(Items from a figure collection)
::::
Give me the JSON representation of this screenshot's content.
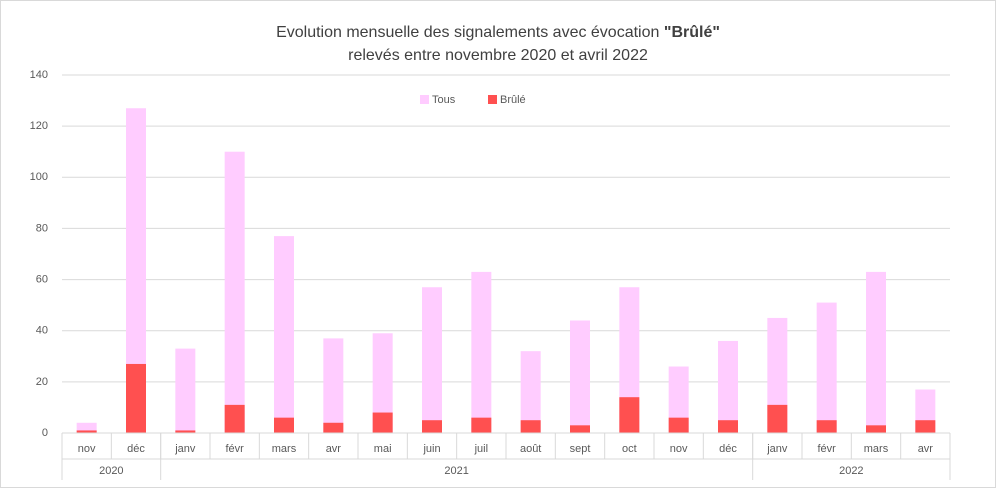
{
  "chart_data": {
    "type": "bar",
    "title": "Evolution mensuelle des signalements avec évocation",
    "title_emphasis": "\"Brûlé\"",
    "subtitle": "relevés entre novembre 2020 et avril 2022",
    "categories": [
      "nov",
      "déc",
      "janv",
      "févr",
      "mars",
      "avr",
      "mai",
      "juin",
      "juil",
      "août",
      "sept",
      "oct",
      "nov",
      "déc",
      "janv",
      "févr",
      "mars",
      "avr"
    ],
    "groups": [
      {
        "label": "2020",
        "count": 2
      },
      {
        "label": "2021",
        "count": 12
      },
      {
        "label": "2022",
        "count": 4
      }
    ],
    "series": [
      {
        "name": "Tous",
        "color": "#ffccff",
        "values": [
          4,
          127,
          33,
          110,
          77,
          37,
          39,
          57,
          63,
          32,
          44,
          57,
          26,
          36,
          45,
          51,
          63,
          17
        ]
      },
      {
        "name": "Brûlé",
        "color": "#ff5050",
        "values": [
          1,
          27,
          1,
          11,
          6,
          4,
          8,
          5,
          6,
          5,
          3,
          14,
          6,
          5,
          11,
          5,
          3,
          5
        ]
      }
    ],
    "overlap": true,
    "ylim": [
      0,
      140
    ],
    "yticks": [
      0,
      20,
      40,
      60,
      80,
      100,
      120,
      140
    ],
    "grid": true,
    "legend": "top"
  }
}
::::
▶ Goal:
Using the material above, return every line exactly as it appears, minus the pictures.

▶ Written response:
Give me the JSON representation of this screenshot's content.
{
  "chart_data": {
    "type": "bar",
    "title": "Evolution mensuelle des signalements avec évocation",
    "title_emphasis": "\"Brûlé\"",
    "subtitle": "relevés entre novembre 2020 et avril 2022",
    "categories": [
      "nov",
      "déc",
      "janv",
      "févr",
      "mars",
      "avr",
      "mai",
      "juin",
      "juil",
      "août",
      "sept",
      "oct",
      "nov",
      "déc",
      "janv",
      "févr",
      "mars",
      "avr"
    ],
    "groups": [
      {
        "label": "2020",
        "count": 2
      },
      {
        "label": "2021",
        "count": 12
      },
      {
        "label": "2022",
        "count": 4
      }
    ],
    "series": [
      {
        "name": "Tous",
        "color": "#ffccff",
        "values": [
          4,
          127,
          33,
          110,
          77,
          37,
          39,
          57,
          63,
          32,
          44,
          57,
          26,
          36,
          45,
          51,
          63,
          17
        ]
      },
      {
        "name": "Brûlé",
        "color": "#ff5050",
        "values": [
          1,
          27,
          1,
          11,
          6,
          4,
          8,
          5,
          6,
          5,
          3,
          14,
          6,
          5,
          11,
          5,
          3,
          5
        ]
      }
    ],
    "overlap": true,
    "ylim": [
      0,
      140
    ],
    "yticks": [
      0,
      20,
      40,
      60,
      80,
      100,
      120,
      140
    ],
    "grid": true,
    "legend": "top"
  }
}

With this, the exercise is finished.